== Exercise task ==
Write the material out again exactly as it stands.

* START *

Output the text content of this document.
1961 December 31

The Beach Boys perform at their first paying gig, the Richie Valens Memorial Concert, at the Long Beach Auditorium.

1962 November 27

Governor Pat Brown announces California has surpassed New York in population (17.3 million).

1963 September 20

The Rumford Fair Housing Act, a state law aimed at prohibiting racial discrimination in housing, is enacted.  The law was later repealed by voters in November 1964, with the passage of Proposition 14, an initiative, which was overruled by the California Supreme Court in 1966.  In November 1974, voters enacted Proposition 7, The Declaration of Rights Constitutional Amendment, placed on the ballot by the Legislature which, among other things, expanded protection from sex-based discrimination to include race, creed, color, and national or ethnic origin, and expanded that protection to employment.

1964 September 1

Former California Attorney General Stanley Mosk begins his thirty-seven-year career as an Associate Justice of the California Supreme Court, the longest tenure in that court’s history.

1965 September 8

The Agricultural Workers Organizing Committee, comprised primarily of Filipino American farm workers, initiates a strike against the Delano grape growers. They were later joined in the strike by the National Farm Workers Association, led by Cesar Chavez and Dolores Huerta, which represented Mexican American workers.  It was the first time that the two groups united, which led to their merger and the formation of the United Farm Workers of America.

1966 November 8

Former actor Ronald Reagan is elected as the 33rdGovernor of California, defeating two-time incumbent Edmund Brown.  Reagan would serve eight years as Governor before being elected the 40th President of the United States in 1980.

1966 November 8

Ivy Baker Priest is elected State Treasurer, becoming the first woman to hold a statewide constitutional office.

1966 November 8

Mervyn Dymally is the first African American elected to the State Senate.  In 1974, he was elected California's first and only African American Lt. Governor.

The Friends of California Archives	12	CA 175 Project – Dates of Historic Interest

* END *

== Response to this exercise ==
Output the text content of this document.
1961 December 31

The Beach Boys perform at their first paying gig, the Richie Valens Memorial Concert, at the Long Beach Auditorium.

1962 November 27

Governor Pat Brown announces California has surpassed New York in population (17.3 million).

1963 September 20

The Rumford Fair Housing Act, a state law aimed at prohibiting racial discrimination in housing, is enacted.  The law was later repealed by voters in November 1964, with the passage of Proposition 14, an initiative, which was overruled by the California Supreme Court in 1966.  In November 1974, voters enacted Proposition 7, The Declaration of Rights Constitutional Amendment, placed on the ballot by the Legislature which, among other things, expanded protection from sex-based discrimination to include race, creed, color, and national or ethnic origin, and expanded that protection to employment.

1964 September 1

Former California Attorney General Stanley Mosk begins his thirty-seven-year career as an Associate Justice of the California Supreme Court, the longest tenure in that court’s history.

1965 September 8

The Agricultural Workers Organizing Committee, comprised primarily of Filipino American farm workers, initiates a strike against the Delano grape growers. They were later joined in the strike by the National Farm Workers Association, led by Cesar Chavez and Dolores Huerta, which represented Mexican American workers.  It was the first time that the two groups united, which led to their merger and the formation of the United Farm Workers of America.

1966 November 8

Former actor Ronald Reagan is elected as the 33rdGovernor of California, defeating two-time incumbent Edmund Brown.  Reagan would serve eight years as Governor before being elected the 40th President of the United States in 1980.

1966 November 8

Ivy Baker Priest is elected State Treasurer, becoming the first woman to hold a statewide constitutional office.

1966 November 8

Mervyn Dymally is the first African American elected to the State Senate.  In 1974, he was elected California's first and only African American Lt. Governor.

The Friends of California Archives	12	CA 175 Project – Dates of Historic Interest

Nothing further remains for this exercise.